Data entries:

________

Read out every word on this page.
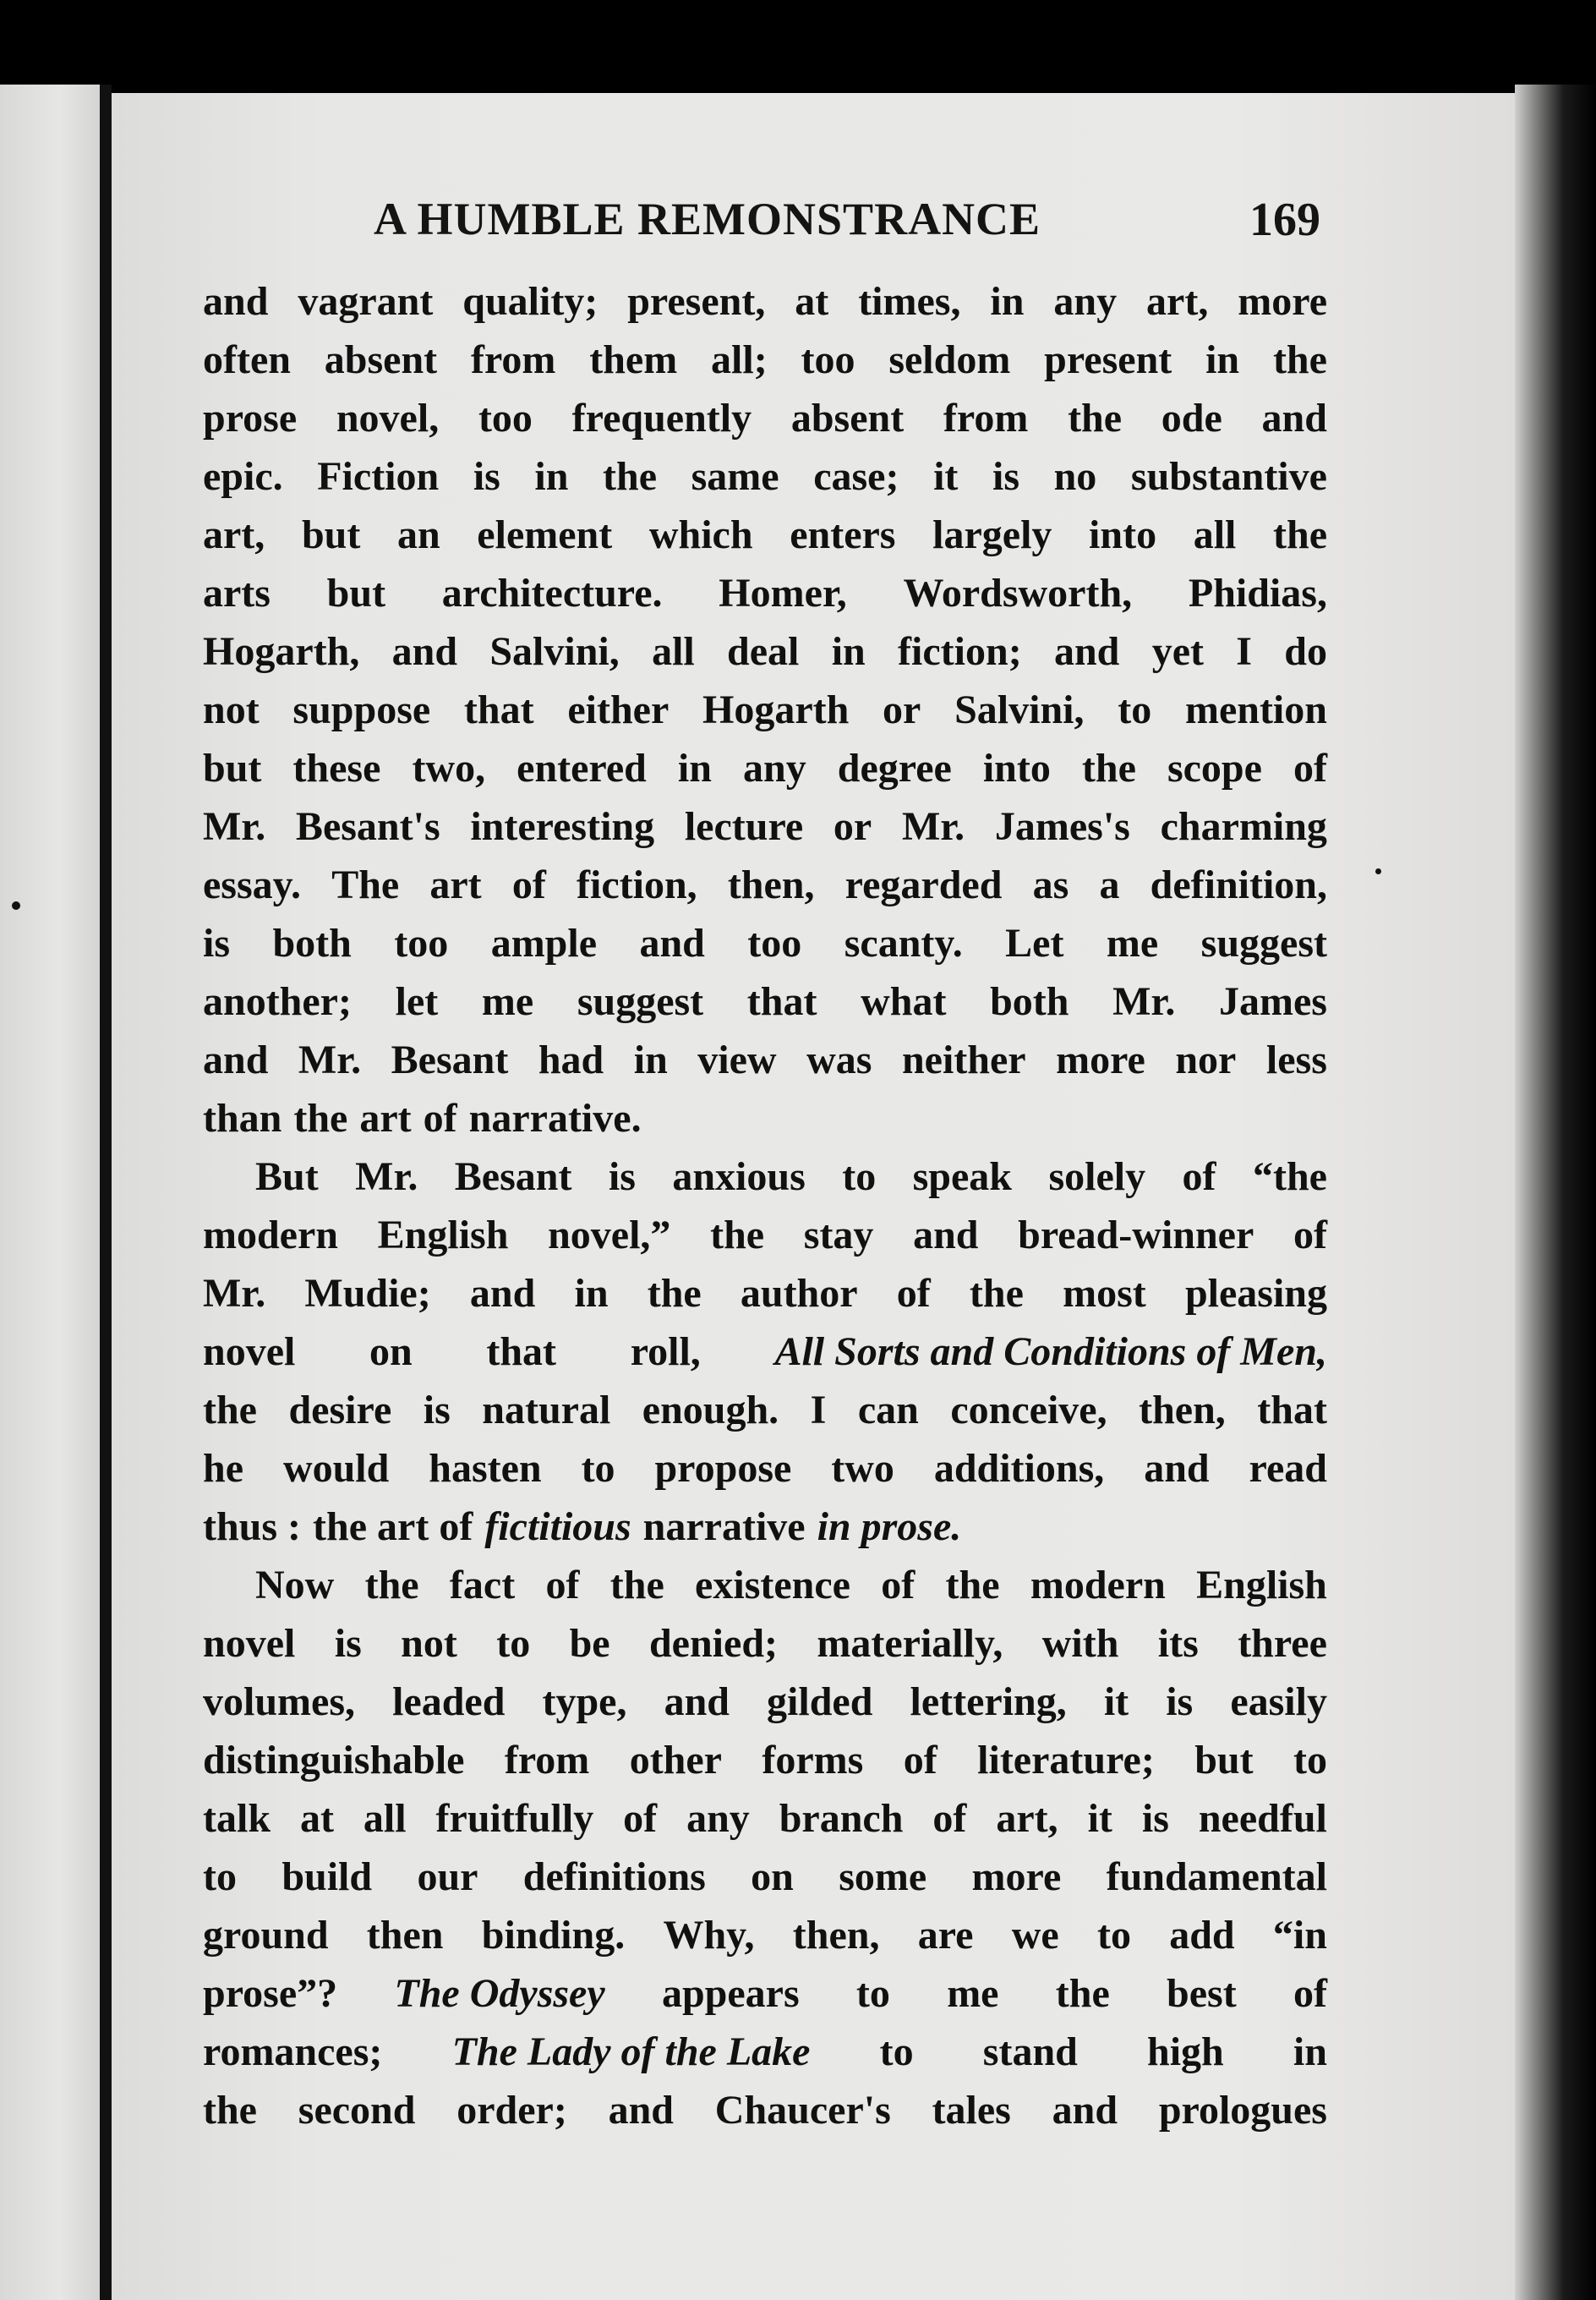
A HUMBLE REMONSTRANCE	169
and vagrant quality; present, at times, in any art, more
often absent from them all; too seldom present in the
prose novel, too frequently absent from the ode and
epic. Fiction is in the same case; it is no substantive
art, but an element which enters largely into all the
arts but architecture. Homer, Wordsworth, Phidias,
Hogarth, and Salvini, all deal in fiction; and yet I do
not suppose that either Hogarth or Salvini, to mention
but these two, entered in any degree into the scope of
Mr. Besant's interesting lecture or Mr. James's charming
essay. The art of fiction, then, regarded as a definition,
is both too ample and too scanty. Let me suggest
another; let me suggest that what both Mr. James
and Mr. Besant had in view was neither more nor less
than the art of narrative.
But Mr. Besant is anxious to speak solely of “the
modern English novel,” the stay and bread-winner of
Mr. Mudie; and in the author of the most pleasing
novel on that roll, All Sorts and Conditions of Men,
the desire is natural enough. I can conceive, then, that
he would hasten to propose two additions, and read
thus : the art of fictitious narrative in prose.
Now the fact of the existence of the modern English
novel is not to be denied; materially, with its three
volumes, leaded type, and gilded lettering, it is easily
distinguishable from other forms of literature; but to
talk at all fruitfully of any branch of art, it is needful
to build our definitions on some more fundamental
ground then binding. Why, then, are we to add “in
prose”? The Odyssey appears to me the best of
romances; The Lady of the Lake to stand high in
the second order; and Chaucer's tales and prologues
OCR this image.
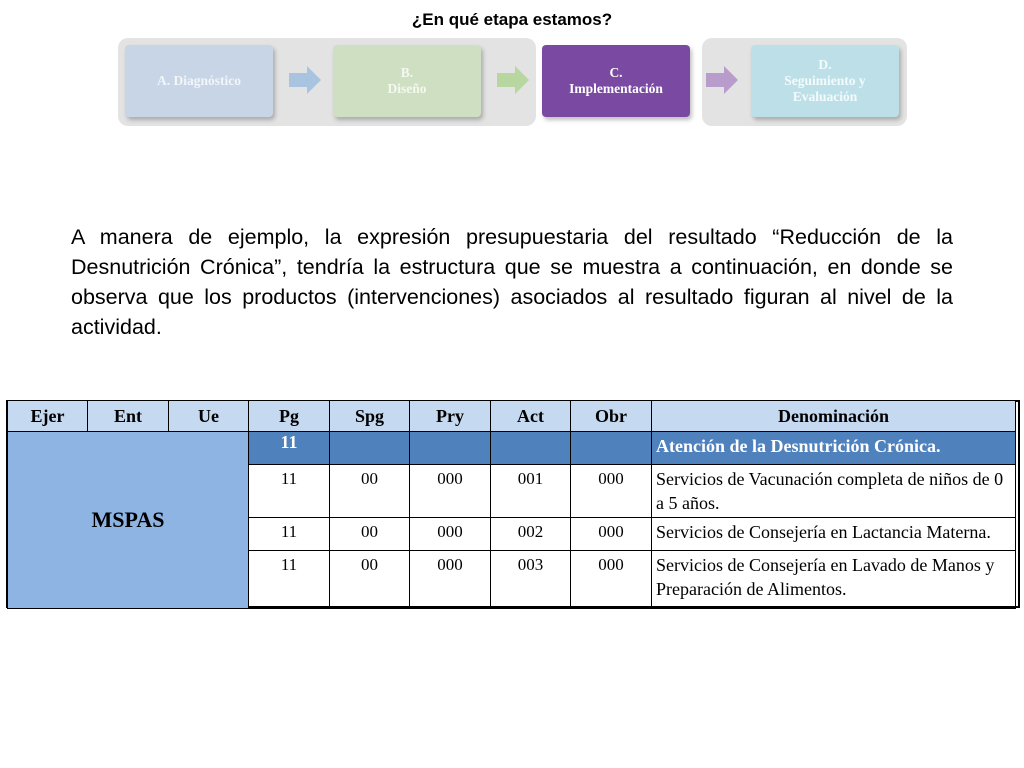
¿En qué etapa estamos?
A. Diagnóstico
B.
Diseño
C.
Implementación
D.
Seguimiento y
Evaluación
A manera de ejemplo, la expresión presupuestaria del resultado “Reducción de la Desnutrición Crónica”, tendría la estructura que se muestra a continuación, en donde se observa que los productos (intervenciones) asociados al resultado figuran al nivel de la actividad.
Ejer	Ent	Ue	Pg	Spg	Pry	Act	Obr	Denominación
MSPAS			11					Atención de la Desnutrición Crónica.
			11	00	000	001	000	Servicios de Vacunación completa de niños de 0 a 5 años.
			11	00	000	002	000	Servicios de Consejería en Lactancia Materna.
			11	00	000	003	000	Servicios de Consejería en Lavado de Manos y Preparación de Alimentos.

________

Directions> Write the listing out a second time exactly, dropping all images.

Answer for the task>
Read out every word on this page.
A HUMBLE REMONSTRANCE	169
and vagrant quality; present, at times, in any art, more
often absent from them all; too seldom present in the
prose novel, too frequently absent from the ode and
epic. Fiction is in the same case; it is no substantive
art, but an element which enters largely into all the
arts but architecture. Homer, Wordsworth, Phidias,
Hogarth, and Salvini, all deal in fiction; and yet I do
not suppose that either Hogarth or Salvini, to mention
but these two, entered in any degree into the scope of
Mr. Besant's interesting lecture or Mr. James's charming
essay. The art of fiction, then, regarded as a definition,
is both too ample and too scanty. Let me suggest
another; let me suggest that what both Mr. James
and Mr. Besant had in view was neither more nor less
than the art of narrative.
But Mr. Besant is anxious to speak solely of “the
modern English novel,” the stay and bread-winner of
Mr. Mudie; and in the author of the most pleasing
novel on that roll, All Sorts and Conditions of Men,
the desire is natural enough. I can conceive, then, that
he would hasten to propose two additions, and read
thus : the art of fictitious narrative in prose.
Now the fact of the existence of the modern English
novel is not to be denied; materially, with its three
volumes, leaded type, and gilded lettering, it is easily
distinguishable from other forms of literature; but to
talk at all fruitfully of any branch of art, it is needful
to build our definitions on some more fundamental
ground then binding. Why, then, are we to add “in
prose”? The Odyssey appears to me the best of
romances; The Lady of the Lake to stand high in
the second order; and Chaucer's tales and prologues
OCR this image.
¿En qué etapa estamos?
A. Diagnóstico
B.
Diseño
C.
Implementación
D.
Seguimiento y
Evaluación
A manera de ejemplo, la expresión presupuestaria del resultado “Reducción de la Desnutrición Crónica”, tendría la estructura que se muestra a continuación, en donde se observa que los productos (intervenciones) asociados al resultado figuran al nivel de la actividad.
Ejer	Ent	Ue	Pg	Spg	Pry	Act	Obr	Denominación
MSPAS			11					Atención de la Desnutrición Crónica.
			11	00	000	001	000	Servicios de Vacunación completa de niños de 0 a 5 años.
			11	00	000	002	000	Servicios de Consejería en Lactancia Materna.
			11	00	000	003	000	Servicios de Consejería en Lavado de Manos y Preparación de Alimentos.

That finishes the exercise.